* WHAT YOU WILL DO *
Sift the material for lines containing "Противодействие", and return them.

(Collection entries)
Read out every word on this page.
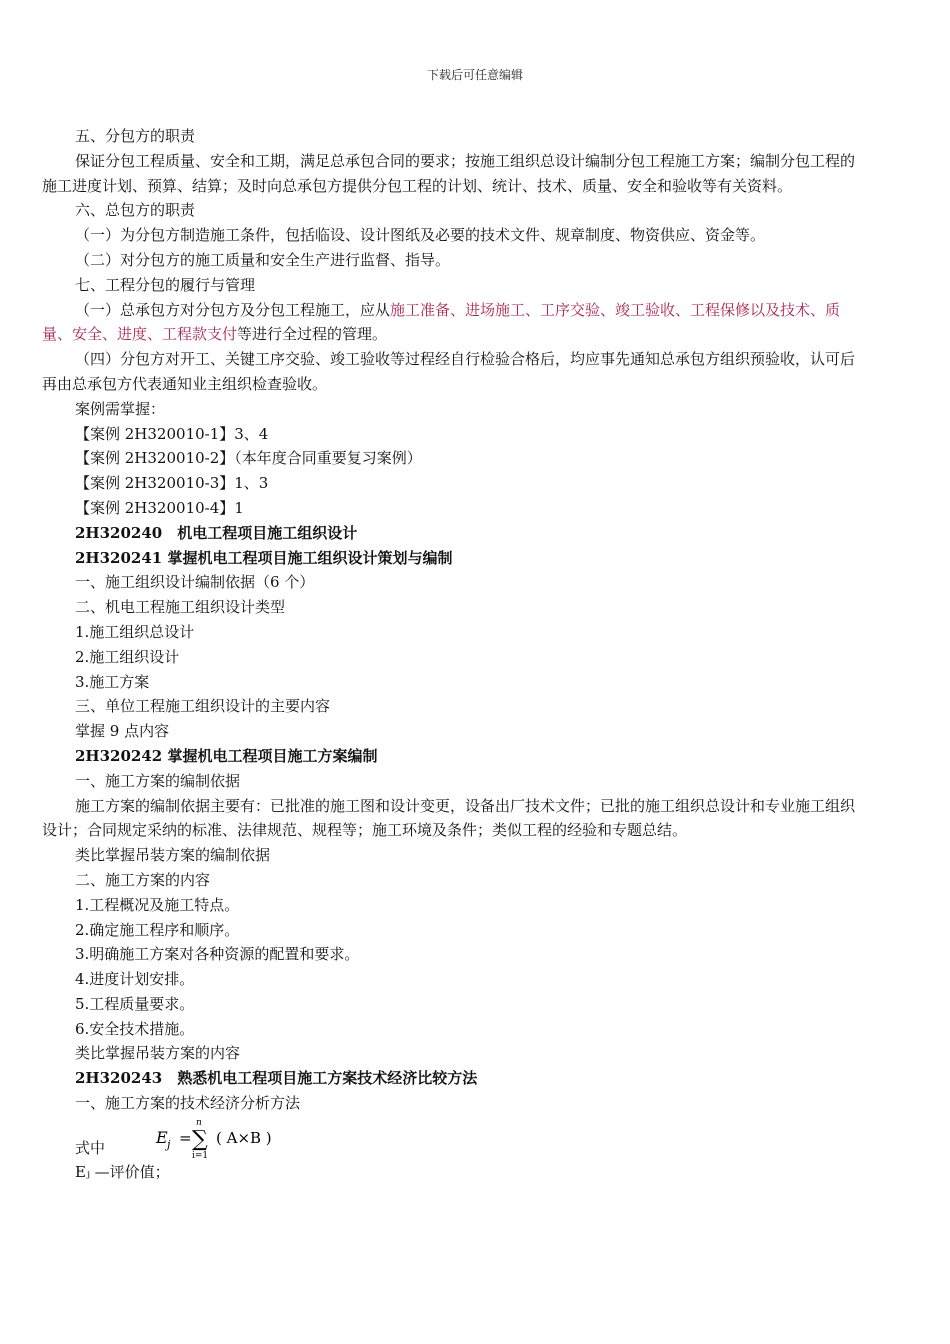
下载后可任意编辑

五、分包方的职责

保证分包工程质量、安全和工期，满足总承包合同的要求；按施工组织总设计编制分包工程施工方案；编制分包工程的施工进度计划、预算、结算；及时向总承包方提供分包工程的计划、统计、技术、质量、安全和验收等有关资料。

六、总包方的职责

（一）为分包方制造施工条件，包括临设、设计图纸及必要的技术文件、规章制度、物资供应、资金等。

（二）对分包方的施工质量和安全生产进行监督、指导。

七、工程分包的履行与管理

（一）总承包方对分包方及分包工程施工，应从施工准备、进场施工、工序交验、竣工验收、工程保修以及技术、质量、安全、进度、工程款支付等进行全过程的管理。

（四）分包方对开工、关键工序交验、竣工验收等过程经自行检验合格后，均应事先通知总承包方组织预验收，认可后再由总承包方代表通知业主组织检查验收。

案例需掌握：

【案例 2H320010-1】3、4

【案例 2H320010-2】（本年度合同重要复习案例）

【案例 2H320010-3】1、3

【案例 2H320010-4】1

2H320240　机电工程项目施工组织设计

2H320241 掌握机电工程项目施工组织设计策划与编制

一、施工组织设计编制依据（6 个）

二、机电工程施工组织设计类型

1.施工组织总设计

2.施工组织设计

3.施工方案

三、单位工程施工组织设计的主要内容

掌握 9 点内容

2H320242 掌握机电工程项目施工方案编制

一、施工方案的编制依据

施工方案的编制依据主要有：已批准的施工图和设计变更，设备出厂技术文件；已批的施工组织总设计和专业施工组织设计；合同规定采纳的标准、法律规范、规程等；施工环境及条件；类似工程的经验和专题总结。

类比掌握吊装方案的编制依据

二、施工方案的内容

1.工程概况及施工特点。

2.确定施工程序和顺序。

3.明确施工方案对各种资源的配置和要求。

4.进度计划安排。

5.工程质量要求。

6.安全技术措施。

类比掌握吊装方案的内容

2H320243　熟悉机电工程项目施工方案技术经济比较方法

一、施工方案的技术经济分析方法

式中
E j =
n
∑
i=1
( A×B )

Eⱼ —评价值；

--

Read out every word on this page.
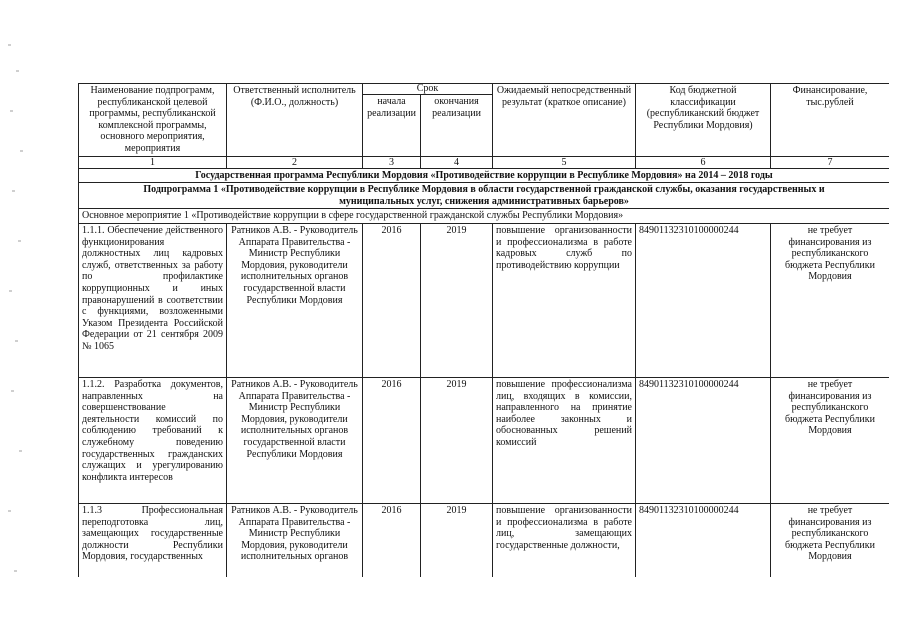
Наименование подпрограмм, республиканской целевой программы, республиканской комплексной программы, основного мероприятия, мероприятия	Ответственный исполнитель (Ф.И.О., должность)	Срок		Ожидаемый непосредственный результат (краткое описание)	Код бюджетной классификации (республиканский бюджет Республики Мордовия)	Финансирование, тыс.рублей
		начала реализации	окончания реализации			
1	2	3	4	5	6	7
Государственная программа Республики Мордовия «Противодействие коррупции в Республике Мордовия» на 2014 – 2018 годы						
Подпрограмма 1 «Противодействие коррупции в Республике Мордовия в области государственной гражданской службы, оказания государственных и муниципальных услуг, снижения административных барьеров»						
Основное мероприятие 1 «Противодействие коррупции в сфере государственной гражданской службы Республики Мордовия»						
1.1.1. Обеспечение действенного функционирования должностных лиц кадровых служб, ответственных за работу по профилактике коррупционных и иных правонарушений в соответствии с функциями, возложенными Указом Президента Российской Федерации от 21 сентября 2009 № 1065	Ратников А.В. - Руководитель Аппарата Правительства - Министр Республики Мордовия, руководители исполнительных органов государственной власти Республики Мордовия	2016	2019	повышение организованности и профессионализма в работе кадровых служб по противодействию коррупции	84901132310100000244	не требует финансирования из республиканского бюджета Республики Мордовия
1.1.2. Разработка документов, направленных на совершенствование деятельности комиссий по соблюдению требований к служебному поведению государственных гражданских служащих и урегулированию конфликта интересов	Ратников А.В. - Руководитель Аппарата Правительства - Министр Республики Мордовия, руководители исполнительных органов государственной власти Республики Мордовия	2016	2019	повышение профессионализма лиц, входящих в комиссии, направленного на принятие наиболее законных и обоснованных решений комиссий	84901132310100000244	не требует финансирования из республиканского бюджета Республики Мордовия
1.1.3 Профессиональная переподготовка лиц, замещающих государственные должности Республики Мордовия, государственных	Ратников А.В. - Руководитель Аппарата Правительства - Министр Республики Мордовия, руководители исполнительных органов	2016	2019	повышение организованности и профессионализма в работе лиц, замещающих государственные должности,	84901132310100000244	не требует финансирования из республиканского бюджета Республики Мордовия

* RESPONSE FOR THIS EXERCISE *
Государственная программа Республики Мордовия «Противодействие коррупции в Республике Мордовия» на 2014 – 2018 годы						
Подпрограмма 1 «Противодействие коррупции в Республике Мордовия в области государственной гражданской службы, оказания государственных и муниципальных услуг, снижения административных барьеров»						
Основное мероприятие 1 «Противодействие коррупции в сфере государственной гражданской службы Республики Мордовия»						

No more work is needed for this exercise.